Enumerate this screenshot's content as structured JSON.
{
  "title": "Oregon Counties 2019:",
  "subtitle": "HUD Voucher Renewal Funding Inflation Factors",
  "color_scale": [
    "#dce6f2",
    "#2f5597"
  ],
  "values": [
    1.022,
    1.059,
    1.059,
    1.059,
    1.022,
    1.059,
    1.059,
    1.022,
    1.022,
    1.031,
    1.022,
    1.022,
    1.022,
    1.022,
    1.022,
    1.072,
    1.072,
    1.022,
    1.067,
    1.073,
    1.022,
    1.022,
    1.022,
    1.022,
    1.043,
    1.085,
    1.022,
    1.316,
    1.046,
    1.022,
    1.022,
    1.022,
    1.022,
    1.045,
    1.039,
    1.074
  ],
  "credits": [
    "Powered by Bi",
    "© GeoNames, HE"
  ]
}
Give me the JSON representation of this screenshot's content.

※ ※ ※

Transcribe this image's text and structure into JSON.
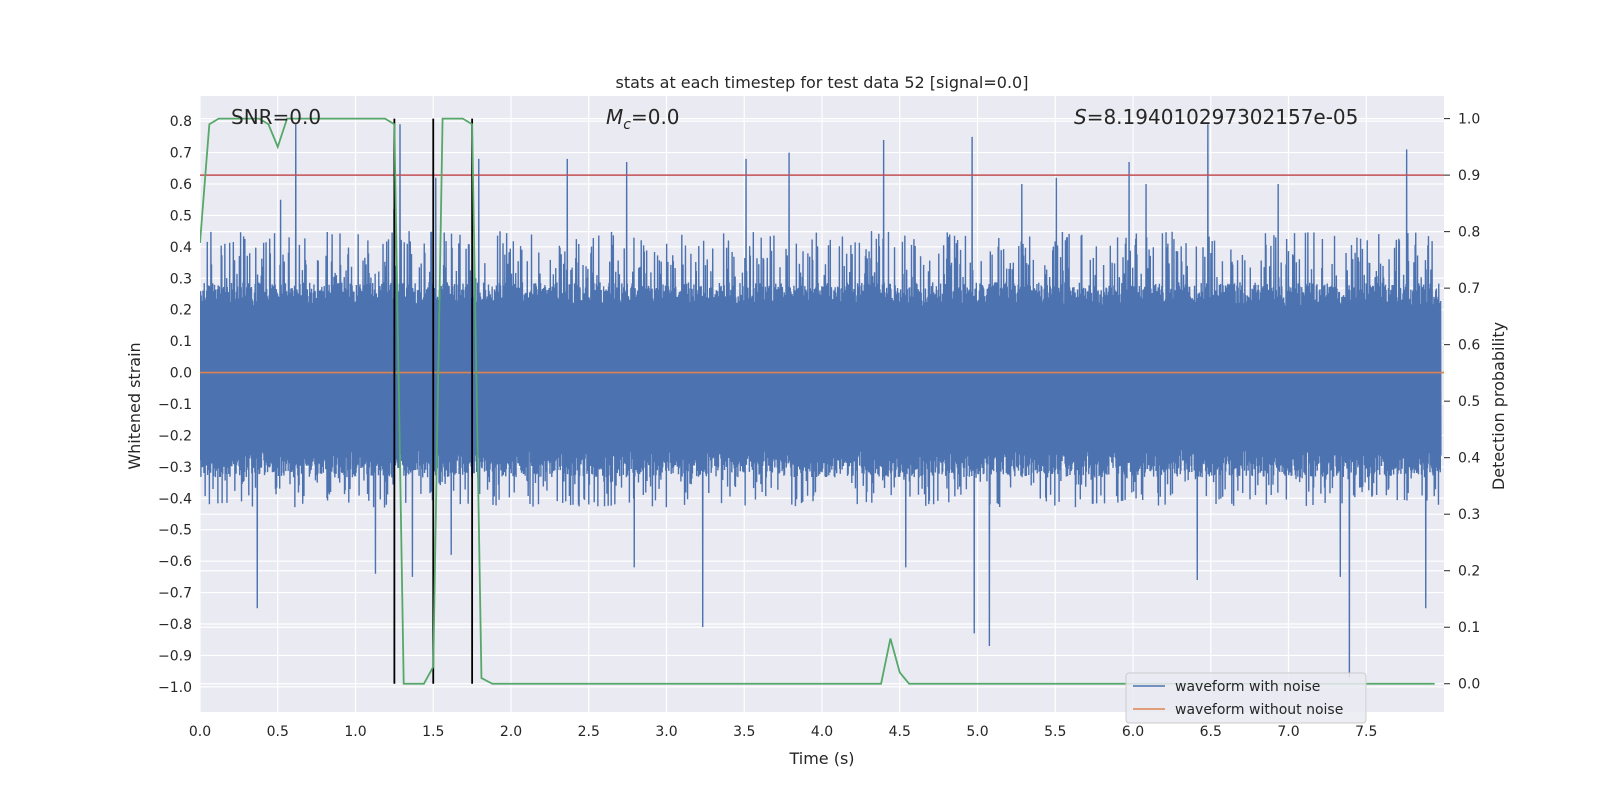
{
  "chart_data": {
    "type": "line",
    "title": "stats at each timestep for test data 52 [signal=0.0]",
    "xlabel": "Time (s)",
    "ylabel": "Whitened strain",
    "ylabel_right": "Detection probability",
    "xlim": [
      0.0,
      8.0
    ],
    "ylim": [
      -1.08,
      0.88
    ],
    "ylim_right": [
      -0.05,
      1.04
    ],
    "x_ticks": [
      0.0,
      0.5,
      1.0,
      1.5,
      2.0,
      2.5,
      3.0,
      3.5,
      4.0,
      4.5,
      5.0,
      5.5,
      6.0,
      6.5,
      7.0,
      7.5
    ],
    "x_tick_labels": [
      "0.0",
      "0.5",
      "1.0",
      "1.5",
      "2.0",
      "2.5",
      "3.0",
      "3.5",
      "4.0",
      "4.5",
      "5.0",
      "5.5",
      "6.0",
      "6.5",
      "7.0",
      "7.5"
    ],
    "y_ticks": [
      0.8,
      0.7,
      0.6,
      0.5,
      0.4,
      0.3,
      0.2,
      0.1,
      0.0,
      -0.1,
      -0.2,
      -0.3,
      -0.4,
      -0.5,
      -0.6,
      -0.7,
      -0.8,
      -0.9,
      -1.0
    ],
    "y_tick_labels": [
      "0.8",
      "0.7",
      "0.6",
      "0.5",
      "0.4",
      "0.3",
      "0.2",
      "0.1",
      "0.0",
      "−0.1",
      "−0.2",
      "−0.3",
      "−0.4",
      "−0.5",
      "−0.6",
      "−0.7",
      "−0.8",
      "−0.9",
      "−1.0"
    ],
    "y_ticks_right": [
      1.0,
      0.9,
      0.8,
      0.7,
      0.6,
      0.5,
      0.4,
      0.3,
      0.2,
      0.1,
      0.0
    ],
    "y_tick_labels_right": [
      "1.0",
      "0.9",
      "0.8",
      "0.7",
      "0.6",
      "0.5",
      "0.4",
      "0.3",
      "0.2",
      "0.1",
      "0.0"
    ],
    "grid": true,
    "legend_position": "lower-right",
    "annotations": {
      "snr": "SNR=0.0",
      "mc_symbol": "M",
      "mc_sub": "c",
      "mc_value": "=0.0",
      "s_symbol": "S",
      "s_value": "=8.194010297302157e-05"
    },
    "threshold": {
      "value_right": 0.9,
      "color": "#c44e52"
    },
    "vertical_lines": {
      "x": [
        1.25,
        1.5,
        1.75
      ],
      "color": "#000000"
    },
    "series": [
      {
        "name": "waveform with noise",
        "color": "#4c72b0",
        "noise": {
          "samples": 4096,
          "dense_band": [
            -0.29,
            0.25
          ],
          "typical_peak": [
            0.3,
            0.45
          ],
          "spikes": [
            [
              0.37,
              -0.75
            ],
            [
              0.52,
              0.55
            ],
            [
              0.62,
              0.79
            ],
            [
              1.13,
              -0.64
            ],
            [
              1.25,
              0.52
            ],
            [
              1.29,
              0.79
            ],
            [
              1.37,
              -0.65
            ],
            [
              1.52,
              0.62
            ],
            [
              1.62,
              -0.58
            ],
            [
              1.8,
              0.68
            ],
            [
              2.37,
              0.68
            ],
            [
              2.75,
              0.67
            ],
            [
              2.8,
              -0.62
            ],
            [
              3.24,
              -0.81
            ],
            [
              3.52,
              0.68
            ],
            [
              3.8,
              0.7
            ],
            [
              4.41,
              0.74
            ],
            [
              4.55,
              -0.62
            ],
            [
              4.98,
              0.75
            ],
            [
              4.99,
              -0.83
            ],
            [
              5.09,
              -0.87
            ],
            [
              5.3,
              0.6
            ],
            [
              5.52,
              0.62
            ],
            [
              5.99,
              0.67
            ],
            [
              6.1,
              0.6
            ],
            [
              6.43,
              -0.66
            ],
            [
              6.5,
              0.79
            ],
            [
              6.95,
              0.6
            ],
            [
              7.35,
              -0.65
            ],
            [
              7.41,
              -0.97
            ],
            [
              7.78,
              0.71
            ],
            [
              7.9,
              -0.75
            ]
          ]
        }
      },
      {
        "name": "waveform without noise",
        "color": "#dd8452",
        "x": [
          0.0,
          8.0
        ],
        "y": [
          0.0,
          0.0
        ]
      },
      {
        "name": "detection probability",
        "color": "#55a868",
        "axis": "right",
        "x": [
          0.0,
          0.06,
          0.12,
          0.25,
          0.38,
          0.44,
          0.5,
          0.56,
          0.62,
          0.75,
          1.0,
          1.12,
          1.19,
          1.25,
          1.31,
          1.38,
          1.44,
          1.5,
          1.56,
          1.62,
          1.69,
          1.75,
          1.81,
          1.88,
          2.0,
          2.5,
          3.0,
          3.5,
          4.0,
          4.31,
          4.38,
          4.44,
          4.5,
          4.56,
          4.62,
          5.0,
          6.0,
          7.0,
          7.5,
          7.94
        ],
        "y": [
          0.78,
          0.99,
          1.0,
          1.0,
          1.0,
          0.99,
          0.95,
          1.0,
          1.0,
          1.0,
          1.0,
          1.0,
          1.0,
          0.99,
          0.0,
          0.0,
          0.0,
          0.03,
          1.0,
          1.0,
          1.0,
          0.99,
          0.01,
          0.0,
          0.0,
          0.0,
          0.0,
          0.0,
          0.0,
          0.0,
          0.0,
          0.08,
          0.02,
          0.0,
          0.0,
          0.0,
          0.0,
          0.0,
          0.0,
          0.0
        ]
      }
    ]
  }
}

※ ※ ※

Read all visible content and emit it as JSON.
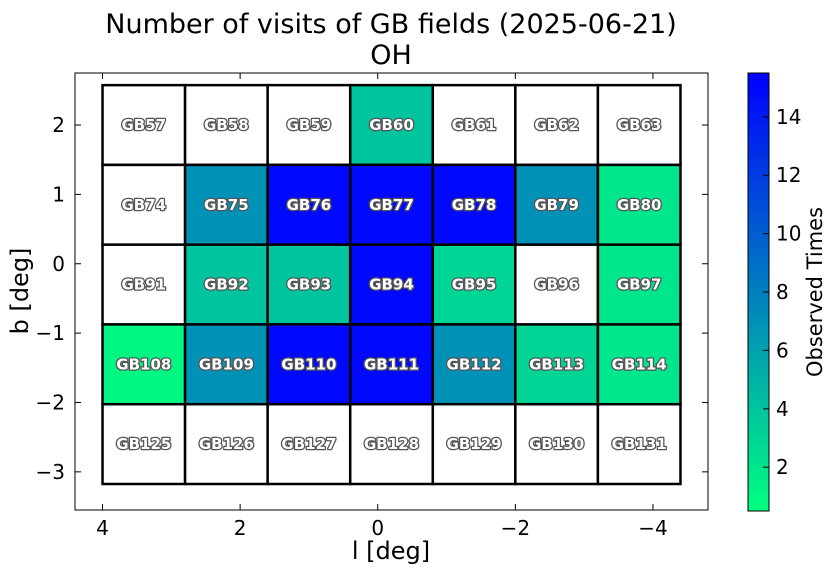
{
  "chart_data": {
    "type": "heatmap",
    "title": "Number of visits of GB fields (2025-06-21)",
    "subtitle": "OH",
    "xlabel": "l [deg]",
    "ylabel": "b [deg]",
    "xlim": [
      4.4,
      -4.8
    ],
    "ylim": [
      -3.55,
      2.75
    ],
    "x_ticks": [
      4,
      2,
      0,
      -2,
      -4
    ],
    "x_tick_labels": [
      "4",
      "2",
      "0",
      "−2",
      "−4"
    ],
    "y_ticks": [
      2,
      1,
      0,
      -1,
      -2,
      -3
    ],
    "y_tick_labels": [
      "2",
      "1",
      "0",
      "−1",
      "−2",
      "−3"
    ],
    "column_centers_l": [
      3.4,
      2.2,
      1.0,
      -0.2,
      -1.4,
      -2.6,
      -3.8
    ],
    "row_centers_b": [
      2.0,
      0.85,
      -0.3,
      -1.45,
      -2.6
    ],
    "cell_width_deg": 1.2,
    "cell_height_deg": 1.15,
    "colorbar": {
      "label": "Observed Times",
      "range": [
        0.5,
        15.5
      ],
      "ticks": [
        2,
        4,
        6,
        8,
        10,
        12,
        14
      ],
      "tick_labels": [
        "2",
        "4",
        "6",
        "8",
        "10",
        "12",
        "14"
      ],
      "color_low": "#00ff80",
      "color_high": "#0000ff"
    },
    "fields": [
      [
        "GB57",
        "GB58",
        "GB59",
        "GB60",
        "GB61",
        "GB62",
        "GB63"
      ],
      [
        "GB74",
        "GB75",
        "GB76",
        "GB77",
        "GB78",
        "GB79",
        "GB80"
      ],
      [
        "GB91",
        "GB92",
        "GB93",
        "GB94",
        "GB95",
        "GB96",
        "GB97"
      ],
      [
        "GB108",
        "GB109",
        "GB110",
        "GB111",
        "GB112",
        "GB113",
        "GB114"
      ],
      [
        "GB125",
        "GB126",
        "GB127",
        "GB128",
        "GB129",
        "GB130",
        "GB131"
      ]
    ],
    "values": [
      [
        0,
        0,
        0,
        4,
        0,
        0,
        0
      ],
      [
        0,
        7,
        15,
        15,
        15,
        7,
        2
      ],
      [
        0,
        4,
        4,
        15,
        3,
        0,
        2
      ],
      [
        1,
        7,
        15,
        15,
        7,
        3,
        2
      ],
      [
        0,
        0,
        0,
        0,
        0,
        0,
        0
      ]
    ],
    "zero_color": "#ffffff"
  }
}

※ ※ ※

### Problem description:
Give back exactly the lines running from the line that contains "Enumerate this screenshot's" through the line that contains "Give me the", and nothing outside them.

### Written response:
Enumerate this screenshot's content as structured JSON.
{
  "title": "Oregon Counties 2019:",
  "subtitle": "HUD Voucher Renewal Funding Inflation Factors",
  "color_scale": [
    "#dce6f2",
    "#2f5597"
  ],
  "values": [
    1.022,
    1.059,
    1.059,
    1.059,
    1.022,
    1.059,
    1.059,
    1.022,
    1.022,
    1.031,
    1.022,
    1.022,
    1.022,
    1.022,
    1.022,
    1.072,
    1.072,
    1.022,
    1.067,
    1.073,
    1.022,
    1.022,
    1.022,
    1.022,
    1.043,
    1.085,
    1.022,
    1.316,
    1.046,
    1.022,
    1.022,
    1.022,
    1.022,
    1.045,
    1.039,
    1.074
  ],
  "credits": [
    "Powered by Bi",
    "© GeoNames, HE"
  ]
}
Give me the JSON representation of this screenshot's content.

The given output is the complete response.